SHORT PROBLEM: Please summarize the statistical terms page below in two sentences.
— Begin EXTRACTED TEXT —
# **Statistical Terms**

In [2]:
import scipy as sp
import numpy as np
import matplotlib.pyplot as plt

## **Contents**

- [Coefficient of Determination (R-squared: $R^2$)](#coefficient-of-determination-r-squared-r2)
- [Coefficient of Variation (CV)](#coefficient-of-variation-cv) 
- [Correlation Coefficient (Pearson's r)](#correlation-coefficient-pearsons-r)
- [Covariance](#covariance)
- [Mean](#mean)
- [Mean Normalization](#mean-normalization)
- [Min-Max Normalization](#min-max-normalization)
- [Standard Deviation](#standard-deviation)
- [Variance](#variance)
- [Z-Score (Standard Score)](#z-score-standard-score)

## **Coefficient of Determination (R-squared: $R^2$)**

The **coefficient of determination** is a measure of how well the regression line represents the data.
— End EXTRACTED TEXT —
— Begin ENTRIES PROVIDED —
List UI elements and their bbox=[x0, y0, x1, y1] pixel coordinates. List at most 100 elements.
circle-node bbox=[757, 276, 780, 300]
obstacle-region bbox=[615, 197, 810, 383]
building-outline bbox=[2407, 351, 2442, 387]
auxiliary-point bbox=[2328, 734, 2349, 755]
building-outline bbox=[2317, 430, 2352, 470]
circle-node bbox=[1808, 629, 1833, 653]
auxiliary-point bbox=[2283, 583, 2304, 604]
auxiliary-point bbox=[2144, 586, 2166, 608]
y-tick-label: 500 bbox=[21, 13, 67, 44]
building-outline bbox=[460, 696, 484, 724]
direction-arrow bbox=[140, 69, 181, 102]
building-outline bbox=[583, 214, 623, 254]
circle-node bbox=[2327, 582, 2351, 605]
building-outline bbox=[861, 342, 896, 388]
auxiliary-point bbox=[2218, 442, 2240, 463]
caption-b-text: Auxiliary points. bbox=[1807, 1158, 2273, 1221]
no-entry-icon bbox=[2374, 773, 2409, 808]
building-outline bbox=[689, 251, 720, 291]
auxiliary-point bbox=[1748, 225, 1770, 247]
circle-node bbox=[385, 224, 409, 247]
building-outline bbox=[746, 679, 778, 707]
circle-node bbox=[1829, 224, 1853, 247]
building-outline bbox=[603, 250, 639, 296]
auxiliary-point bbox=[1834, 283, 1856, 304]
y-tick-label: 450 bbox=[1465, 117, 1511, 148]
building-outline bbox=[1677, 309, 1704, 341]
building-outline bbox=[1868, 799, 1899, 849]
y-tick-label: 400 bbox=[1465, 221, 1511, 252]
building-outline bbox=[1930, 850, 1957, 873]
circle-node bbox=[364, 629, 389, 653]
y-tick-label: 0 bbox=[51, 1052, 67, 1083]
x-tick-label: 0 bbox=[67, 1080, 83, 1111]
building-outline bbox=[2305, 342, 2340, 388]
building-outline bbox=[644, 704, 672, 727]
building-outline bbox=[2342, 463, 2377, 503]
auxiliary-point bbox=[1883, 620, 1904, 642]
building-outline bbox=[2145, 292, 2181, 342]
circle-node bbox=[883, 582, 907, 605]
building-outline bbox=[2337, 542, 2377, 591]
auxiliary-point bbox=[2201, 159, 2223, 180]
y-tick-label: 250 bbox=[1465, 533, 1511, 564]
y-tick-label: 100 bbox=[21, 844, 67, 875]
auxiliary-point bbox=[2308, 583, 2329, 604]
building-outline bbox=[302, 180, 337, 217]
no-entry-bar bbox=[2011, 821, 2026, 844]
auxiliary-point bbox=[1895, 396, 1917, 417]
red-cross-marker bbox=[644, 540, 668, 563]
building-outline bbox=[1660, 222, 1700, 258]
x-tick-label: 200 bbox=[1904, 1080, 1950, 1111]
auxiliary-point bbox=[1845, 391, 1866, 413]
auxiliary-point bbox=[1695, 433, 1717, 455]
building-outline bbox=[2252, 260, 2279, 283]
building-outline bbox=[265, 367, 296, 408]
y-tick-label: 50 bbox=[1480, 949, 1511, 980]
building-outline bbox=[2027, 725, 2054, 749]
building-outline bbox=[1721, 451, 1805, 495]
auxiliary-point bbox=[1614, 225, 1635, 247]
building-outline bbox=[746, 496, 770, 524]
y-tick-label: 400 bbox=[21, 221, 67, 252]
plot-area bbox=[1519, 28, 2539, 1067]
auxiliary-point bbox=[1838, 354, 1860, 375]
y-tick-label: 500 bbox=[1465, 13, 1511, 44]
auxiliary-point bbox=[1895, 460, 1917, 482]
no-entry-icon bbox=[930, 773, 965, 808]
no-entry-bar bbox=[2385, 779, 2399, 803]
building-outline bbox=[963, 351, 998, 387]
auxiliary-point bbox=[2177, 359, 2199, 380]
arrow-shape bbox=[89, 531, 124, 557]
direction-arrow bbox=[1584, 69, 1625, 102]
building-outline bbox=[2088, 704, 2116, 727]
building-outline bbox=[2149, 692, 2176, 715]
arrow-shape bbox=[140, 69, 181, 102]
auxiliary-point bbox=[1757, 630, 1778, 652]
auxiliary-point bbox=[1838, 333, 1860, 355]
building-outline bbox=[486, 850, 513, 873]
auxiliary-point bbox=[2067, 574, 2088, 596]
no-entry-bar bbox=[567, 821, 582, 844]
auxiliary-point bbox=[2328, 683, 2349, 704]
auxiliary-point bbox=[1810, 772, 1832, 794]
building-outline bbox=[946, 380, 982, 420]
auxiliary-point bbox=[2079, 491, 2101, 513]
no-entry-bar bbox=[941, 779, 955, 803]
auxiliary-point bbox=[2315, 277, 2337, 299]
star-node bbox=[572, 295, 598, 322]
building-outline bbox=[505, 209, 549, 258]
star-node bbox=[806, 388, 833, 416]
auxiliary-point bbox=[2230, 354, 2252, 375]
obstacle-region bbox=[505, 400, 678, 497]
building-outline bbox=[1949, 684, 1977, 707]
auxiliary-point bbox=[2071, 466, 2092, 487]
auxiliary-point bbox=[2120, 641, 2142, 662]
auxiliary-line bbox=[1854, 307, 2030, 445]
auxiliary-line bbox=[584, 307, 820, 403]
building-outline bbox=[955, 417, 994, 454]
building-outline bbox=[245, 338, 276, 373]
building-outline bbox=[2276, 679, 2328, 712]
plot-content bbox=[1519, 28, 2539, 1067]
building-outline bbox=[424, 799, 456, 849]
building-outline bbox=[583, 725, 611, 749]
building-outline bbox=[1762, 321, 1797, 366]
— End ENTRIES PROVIDED —
RESULT: The page imports scipy, numpy and matplotlib and lists ten statistical terms, from the coefficient of determination and coefficient of variation to standard deviation, variance and the z-score. It begins with the coefficient of determination, defined as a measure of how well the regression line represents the data.